▶ Objective:
Reproduce the material below, replacing "x-tick-label" with "axis-tick-label" everywhere it occurs and leaving everything else unchanged.

--- Begin Records for processing ---

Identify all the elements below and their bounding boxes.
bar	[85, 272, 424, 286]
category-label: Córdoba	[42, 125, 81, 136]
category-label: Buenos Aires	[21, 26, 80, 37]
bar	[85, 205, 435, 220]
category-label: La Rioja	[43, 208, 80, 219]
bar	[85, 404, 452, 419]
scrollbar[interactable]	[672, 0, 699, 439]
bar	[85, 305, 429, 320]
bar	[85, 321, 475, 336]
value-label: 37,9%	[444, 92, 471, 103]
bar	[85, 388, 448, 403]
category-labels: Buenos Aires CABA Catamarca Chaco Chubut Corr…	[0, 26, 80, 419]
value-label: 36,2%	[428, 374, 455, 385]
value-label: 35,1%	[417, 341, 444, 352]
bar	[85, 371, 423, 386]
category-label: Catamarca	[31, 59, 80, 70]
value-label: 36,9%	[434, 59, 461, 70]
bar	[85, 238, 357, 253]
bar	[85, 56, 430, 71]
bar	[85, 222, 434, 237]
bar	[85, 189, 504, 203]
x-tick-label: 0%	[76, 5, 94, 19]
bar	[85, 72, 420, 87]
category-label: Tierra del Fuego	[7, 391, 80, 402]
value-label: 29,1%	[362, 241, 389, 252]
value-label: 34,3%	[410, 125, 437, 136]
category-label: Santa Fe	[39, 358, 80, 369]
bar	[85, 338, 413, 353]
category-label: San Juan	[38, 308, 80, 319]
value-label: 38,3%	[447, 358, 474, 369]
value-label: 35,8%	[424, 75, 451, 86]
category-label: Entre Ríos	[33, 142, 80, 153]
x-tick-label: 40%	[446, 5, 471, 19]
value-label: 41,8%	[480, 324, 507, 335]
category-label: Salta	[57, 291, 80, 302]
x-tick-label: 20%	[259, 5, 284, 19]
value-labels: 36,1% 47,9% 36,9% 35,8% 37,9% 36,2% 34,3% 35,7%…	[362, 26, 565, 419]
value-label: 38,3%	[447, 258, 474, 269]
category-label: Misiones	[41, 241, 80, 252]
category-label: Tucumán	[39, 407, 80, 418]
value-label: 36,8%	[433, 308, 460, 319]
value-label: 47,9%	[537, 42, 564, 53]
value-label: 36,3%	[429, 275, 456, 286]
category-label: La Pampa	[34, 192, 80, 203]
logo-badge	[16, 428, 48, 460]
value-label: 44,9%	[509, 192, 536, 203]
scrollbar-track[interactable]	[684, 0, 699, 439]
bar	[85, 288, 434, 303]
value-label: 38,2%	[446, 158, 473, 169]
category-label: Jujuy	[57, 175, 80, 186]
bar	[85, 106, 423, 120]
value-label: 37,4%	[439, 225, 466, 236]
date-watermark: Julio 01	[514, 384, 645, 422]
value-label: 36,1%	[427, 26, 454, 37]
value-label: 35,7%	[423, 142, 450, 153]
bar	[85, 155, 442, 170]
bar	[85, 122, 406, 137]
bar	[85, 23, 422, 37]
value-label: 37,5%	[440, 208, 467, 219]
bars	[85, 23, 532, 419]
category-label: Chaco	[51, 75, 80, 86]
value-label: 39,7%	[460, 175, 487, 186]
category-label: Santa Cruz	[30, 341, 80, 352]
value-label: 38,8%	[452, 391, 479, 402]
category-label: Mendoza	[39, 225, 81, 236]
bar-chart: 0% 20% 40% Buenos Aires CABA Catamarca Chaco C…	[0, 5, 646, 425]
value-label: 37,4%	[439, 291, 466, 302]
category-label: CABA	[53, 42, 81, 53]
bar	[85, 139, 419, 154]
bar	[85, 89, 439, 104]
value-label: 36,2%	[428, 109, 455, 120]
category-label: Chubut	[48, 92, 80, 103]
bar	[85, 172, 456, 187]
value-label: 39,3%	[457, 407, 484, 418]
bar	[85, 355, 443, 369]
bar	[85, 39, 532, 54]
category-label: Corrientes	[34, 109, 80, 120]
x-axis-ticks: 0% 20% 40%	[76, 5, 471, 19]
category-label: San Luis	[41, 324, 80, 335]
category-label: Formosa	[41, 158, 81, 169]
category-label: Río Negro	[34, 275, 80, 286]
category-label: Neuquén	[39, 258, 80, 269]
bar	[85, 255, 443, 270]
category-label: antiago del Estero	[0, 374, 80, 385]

--- End Records for processing ---

▶ Correct output:
Identify all the elements below and their bounding boxes.
bar	[85, 272, 424, 286]
category-label: Córdoba	[42, 125, 81, 136]
category-label: Buenos Aires	[21, 26, 80, 37]
bar	[85, 205, 435, 220]
category-label: La Rioja	[43, 208, 80, 219]
bar	[85, 404, 452, 419]
scrollbar[interactable]	[672, 0, 699, 439]
bar	[85, 305, 429, 320]
bar	[85, 321, 475, 336]
value-label: 37,9%	[444, 92, 471, 103]
bar	[85, 388, 448, 403]
category-labels: Buenos Aires CABA Catamarca Chaco Chubut Corr…	[0, 26, 80, 419]
value-label: 36,2%	[428, 374, 455, 385]
value-label: 35,1%	[417, 341, 444, 352]
bar	[85, 371, 423, 386]
category-label: Catamarca	[31, 59, 80, 70]
value-label: 36,9%	[434, 59, 461, 70]
bar	[85, 238, 357, 253]
bar	[85, 56, 430, 71]
bar	[85, 222, 434, 237]
bar	[85, 189, 504, 203]
axis-tick-label: 0%	[76, 5, 94, 19]
bar	[85, 72, 420, 87]
category-label: Tierra del Fuego	[7, 391, 80, 402]
value-label: 29,1%	[362, 241, 389, 252]
value-label: 34,3%	[410, 125, 437, 136]
category-label: Santa Fe	[39, 358, 80, 369]
bar	[85, 338, 413, 353]
category-label: San Juan	[38, 308, 80, 319]
value-label: 38,3%	[447, 358, 474, 369]
value-label: 35,8%	[424, 75, 451, 86]
category-label: Entre Ríos	[33, 142, 80, 153]
axis-tick-label: 40%	[446, 5, 471, 19]
value-label: 41,8%	[480, 324, 507, 335]
category-label: Salta	[57, 291, 80, 302]
axis-tick-label: 20%	[259, 5, 284, 19]
value-labels: 36,1% 47,9% 36,9% 35,8% 37,9% 36,2% 34,3% 35,7%…	[362, 26, 565, 419]
value-label: 38,3%	[447, 258, 474, 269]
category-label: Misiones	[41, 241, 80, 252]
category-label: Tucumán	[39, 407, 80, 418]
value-label: 36,8%	[433, 308, 460, 319]
value-label: 47,9%	[537, 42, 564, 53]
value-label: 36,3%	[429, 275, 456, 286]
category-label: La Pampa	[34, 192, 80, 203]
logo-badge	[16, 428, 48, 460]
value-label: 44,9%	[509, 192, 536, 203]
scrollbar-track[interactable]	[684, 0, 699, 439]
bar	[85, 288, 434, 303]
value-label: 38,2%	[446, 158, 473, 169]
category-label: Jujuy	[57, 175, 80, 186]
bar	[85, 106, 423, 120]
value-label: 37,4%	[439, 225, 466, 236]
date-watermark: Julio 01	[514, 384, 645, 422]
value-label: 36,1%	[427, 26, 454, 37]
value-label: 35,7%	[423, 142, 450, 153]
bar	[85, 155, 442, 170]
bar	[85, 122, 406, 137]
bar	[85, 23, 422, 37]
value-label: 37,5%	[440, 208, 467, 219]
bars	[85, 23, 532, 419]
category-label: Chaco	[51, 75, 80, 86]
value-label: 39,7%	[460, 175, 487, 186]
category-label: Santa Cruz	[30, 341, 80, 352]
value-label: 38,8%	[452, 391, 479, 402]
category-label: Mendoza	[39, 225, 81, 236]
bar-chart: 0% 20% 40% Buenos Aires CABA Catamarca Chaco C…	[0, 5, 646, 425]
value-label: 37,4%	[439, 291, 466, 302]
category-label: CABA	[53, 42, 81, 53]
bar	[85, 139, 419, 154]
bar	[85, 89, 439, 104]
value-label: 36,2%	[428, 109, 455, 120]
category-label: Chubut	[48, 92, 80, 103]
bar	[85, 172, 456, 187]
value-label: 39,3%	[457, 407, 484, 418]
bar	[85, 355, 443, 369]
bar	[85, 39, 532, 54]
category-label: Corrientes	[34, 109, 80, 120]
x-axis-ticks: 0% 20% 40%	[76, 5, 471, 19]
category-label: San Luis	[41, 324, 80, 335]
category-label: Formosa	[41, 158, 81, 169]
category-label: Río Negro	[34, 275, 80, 286]
category-label: Neuquén	[39, 258, 80, 269]
bar	[85, 255, 443, 270]
category-label: antiago del Estero	[0, 374, 80, 385]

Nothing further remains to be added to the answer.